▸ **WORK INSTRUCTIONS**: Where a line holds "media", copy it.

▸ **RECORD LIST**:
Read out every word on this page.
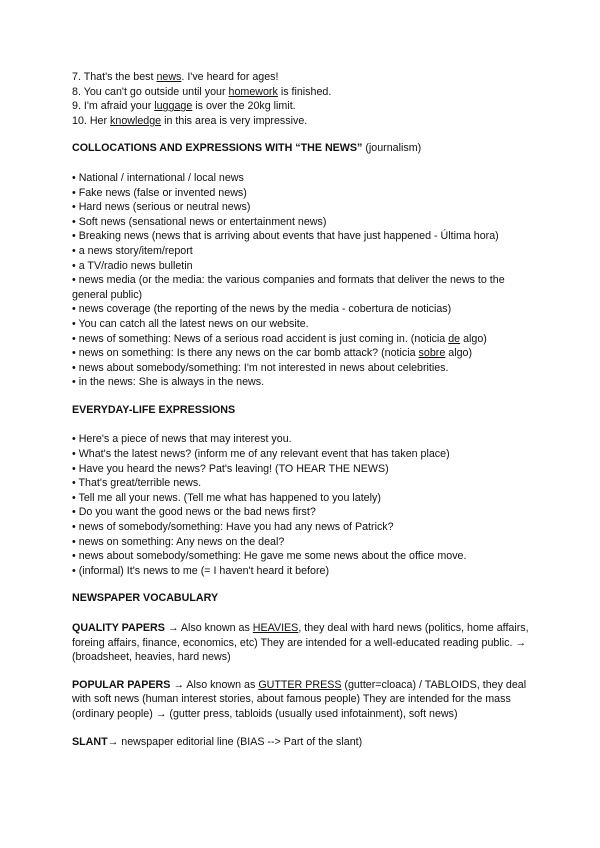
7. That's the best news. I've heard for ages!

8. You can't go outside until your homework is finished.

9. I'm afraid your luggage is over the 20kg limit.

10. Her knowledge in this area is very impressive.

COLLOCATIONS AND EXPRESSIONS WITH “THE NEWS” (journalism)

• National / international / local news

• Fake news (false or invented news)

• Hard news (serious or neutral news)

• Soft news (sensational news or entertainment news)

• Breaking news (news that is arriving about events that have just happened - Última hora)

• a news story/item/report

• a TV/radio news bulletin

• news media (or the media: the various companies and formats that deliver the news to the general public)

• news coverage (the reporting of the news by the media - cobertura de noticias)

• You can catch all the latest news on our website.

• news of something: News of a serious road accident is just coming in. (noticia de algo)

• news on something: Is there any news on the car bomb attack? (noticia sobre algo)

• news about somebody/something: I'm not interested in news about celebrities.

• in the news: She is always in the news.

EVERYDAY-LIFE EXPRESSIONS

• Here's a piece of news that may interest you.

• What's the latest news? (inform me of any relevant event that has taken place)

• Have you heard the news? Pat's leaving! (TO HEAR THE NEWS)

• That's great/terrible news.

• Tell me all your news. (Tell me what has happened to you lately)

• Do you want the good news or the bad news first?

• news of somebody/something: Have you had any news of Patrick?

• news on something: Any news on the deal?

• news about somebody/something: He gave me some news about the office move.

• (informal) It's news to me (= I haven't heard it before)

NEWSPAPER VOCABULARY

QUALITY PAPERS → Also known as HEAVIES, they deal with hard news (politics, home affairs, foreing affairs, finance, economics, etc) They are intended for a well-educated reading public. → (broadsheet, heavies, hard news)

POPULAR PAPERS → Also known as GUTTER PRESS (gutter=cloaca) / TABLOIDS, they deal with soft news (human interest stories, about famous people) They are intended for the mass (ordinary people) → (gutter press, tabloids (usually used infotainment), soft news)

SLANT→ newspaper editorial line (BIAS --> Part of the slant)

▸ **OUTPUT**:
• news media (or the media: the various companies and formats that deliver the news to the general public)
• news coverage (the reporting of the news by the media - cobertura de noticias)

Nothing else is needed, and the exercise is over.